**Do this**
Locate the word "appears" in the data below, then copy every line that holds it.

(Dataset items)
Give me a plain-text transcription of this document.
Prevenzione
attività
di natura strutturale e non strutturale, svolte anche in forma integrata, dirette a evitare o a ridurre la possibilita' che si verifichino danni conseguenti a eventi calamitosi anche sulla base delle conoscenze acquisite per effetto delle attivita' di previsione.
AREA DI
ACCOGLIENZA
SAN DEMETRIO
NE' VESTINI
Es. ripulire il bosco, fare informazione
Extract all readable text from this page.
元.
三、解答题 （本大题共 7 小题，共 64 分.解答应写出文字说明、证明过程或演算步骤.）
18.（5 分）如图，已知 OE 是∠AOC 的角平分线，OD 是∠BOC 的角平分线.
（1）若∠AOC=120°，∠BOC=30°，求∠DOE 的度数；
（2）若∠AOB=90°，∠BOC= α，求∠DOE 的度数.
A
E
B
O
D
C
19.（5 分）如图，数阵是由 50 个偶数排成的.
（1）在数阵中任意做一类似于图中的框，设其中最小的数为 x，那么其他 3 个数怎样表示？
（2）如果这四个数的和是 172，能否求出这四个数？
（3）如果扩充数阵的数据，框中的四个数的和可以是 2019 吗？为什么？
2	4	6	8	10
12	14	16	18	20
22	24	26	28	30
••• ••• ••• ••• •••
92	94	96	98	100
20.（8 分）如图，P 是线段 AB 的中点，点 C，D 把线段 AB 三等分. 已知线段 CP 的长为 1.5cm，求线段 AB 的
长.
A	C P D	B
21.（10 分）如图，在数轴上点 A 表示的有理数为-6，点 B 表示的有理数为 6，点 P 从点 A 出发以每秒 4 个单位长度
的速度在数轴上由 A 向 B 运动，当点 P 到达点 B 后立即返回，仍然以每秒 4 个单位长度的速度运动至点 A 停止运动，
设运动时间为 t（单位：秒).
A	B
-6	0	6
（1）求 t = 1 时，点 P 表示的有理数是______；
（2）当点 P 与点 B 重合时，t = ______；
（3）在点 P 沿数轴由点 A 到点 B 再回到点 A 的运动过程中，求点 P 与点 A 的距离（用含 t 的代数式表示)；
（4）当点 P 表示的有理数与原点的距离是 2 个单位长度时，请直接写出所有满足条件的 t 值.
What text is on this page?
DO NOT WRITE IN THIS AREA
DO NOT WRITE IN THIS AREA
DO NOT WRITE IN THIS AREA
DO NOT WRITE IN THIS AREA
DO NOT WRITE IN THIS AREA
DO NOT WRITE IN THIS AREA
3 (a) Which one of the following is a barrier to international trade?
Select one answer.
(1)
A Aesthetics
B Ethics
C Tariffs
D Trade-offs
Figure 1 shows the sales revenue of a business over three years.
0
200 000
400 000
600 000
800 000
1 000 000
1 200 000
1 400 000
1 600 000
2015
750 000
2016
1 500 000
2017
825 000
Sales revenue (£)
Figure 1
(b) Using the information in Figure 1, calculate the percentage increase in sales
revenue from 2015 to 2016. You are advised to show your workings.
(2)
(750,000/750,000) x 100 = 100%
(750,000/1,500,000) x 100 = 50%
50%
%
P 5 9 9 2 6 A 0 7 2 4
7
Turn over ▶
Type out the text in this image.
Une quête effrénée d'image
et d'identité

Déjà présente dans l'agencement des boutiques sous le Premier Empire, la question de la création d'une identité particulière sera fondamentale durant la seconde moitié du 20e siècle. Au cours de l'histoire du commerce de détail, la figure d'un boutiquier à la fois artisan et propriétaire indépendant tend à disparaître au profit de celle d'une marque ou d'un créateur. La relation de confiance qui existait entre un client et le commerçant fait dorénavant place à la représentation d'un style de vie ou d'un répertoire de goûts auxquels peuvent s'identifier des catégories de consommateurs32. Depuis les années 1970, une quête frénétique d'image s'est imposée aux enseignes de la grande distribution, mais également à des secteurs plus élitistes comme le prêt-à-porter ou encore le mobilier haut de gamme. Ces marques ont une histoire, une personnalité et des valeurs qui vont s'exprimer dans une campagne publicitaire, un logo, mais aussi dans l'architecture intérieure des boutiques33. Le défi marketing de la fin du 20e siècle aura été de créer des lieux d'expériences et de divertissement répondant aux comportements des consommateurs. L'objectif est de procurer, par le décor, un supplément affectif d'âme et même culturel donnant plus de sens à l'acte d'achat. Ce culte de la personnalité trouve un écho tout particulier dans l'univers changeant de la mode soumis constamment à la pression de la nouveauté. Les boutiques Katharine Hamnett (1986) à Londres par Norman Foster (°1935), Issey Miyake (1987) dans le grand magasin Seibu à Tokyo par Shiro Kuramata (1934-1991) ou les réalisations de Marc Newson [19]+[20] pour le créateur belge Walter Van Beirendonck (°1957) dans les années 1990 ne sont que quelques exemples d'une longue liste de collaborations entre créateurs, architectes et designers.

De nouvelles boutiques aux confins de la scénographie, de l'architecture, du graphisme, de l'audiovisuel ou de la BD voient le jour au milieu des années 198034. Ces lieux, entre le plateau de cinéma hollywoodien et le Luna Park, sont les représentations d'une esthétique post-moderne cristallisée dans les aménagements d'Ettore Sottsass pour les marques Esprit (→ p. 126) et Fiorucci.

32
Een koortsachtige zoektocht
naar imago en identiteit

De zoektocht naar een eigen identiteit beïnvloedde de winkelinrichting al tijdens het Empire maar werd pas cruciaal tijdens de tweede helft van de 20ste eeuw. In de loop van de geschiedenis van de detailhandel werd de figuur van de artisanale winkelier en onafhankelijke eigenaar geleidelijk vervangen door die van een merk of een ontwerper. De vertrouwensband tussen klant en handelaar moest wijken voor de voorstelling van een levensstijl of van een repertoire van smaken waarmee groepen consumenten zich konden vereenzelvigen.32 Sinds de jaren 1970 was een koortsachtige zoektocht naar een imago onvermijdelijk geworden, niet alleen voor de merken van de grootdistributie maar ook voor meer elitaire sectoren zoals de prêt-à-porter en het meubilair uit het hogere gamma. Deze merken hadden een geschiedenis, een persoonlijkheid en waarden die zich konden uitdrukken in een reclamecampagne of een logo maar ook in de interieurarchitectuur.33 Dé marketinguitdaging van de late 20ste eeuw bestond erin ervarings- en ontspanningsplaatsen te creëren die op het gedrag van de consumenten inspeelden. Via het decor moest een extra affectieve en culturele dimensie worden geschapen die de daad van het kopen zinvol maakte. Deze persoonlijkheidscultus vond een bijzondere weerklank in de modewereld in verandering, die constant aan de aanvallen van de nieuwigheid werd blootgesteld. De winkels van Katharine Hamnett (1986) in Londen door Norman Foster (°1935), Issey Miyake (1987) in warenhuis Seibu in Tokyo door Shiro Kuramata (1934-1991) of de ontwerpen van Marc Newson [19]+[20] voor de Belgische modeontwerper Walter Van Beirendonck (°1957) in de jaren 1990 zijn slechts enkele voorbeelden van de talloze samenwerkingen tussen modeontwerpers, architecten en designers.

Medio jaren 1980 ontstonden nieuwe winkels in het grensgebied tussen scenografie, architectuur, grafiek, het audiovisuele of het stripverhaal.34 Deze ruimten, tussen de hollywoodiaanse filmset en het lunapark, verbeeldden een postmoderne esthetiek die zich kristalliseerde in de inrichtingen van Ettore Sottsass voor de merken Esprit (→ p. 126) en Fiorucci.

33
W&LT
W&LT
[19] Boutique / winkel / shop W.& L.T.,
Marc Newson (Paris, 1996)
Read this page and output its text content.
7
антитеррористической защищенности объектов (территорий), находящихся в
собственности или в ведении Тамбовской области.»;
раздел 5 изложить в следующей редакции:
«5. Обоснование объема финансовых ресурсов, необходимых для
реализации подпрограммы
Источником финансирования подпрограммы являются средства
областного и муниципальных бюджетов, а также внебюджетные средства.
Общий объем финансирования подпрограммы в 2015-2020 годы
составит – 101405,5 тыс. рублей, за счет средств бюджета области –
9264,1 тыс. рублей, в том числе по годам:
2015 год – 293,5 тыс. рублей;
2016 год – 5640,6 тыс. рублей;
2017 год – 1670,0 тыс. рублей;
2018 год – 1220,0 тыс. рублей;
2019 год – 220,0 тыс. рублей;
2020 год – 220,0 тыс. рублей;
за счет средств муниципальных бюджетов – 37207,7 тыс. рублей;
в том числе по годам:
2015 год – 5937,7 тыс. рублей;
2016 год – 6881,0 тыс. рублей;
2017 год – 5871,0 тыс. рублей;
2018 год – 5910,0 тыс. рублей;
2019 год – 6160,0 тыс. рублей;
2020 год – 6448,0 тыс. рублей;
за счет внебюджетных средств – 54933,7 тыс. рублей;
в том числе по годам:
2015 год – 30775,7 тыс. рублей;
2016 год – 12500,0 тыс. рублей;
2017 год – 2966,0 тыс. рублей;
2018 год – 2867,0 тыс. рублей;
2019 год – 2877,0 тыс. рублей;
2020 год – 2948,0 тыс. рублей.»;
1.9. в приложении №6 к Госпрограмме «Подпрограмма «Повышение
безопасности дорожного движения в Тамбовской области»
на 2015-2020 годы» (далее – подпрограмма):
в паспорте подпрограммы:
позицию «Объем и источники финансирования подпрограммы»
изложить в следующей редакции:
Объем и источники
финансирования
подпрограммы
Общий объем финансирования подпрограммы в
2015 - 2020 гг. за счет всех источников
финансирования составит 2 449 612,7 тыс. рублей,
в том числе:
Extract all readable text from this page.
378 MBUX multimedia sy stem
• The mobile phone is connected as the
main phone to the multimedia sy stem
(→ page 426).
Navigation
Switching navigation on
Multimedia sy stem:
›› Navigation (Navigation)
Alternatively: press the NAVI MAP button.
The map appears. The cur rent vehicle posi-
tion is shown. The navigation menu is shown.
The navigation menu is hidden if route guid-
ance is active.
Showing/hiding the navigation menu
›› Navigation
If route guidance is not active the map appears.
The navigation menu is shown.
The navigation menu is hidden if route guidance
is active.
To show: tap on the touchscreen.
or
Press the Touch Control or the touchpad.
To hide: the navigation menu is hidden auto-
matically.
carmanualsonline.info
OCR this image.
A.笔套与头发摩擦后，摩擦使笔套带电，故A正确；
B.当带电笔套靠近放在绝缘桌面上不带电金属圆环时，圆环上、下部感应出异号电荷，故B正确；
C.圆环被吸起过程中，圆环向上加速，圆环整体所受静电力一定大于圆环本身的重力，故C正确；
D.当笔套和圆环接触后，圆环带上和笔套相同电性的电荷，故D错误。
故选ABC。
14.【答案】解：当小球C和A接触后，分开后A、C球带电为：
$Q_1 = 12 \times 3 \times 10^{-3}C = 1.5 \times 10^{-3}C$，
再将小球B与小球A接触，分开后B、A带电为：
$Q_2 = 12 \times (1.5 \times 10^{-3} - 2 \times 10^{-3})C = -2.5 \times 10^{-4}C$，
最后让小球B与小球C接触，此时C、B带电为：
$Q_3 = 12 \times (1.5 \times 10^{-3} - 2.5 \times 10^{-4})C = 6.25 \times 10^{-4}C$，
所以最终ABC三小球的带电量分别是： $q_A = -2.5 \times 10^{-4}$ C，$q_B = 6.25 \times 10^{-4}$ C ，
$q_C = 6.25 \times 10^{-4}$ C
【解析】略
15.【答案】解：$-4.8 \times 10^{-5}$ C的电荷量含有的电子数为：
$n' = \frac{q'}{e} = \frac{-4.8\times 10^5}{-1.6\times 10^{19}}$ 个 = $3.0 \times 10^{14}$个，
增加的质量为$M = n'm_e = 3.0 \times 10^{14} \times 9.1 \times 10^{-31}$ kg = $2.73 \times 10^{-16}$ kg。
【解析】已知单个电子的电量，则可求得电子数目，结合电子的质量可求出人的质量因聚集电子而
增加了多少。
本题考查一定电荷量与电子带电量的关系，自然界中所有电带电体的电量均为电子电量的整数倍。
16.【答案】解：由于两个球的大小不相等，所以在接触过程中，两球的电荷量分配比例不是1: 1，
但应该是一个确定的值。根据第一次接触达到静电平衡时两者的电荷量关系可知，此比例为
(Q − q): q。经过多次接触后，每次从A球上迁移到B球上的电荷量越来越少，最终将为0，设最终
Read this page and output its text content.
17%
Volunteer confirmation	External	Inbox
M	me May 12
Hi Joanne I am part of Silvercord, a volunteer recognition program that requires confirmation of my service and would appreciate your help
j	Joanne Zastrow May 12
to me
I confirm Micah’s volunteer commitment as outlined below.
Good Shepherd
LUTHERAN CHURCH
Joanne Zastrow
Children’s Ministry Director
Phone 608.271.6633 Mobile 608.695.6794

**Answer below**
The map appears. The cur rent vehicle posi-
If route guidance is not active the map appears.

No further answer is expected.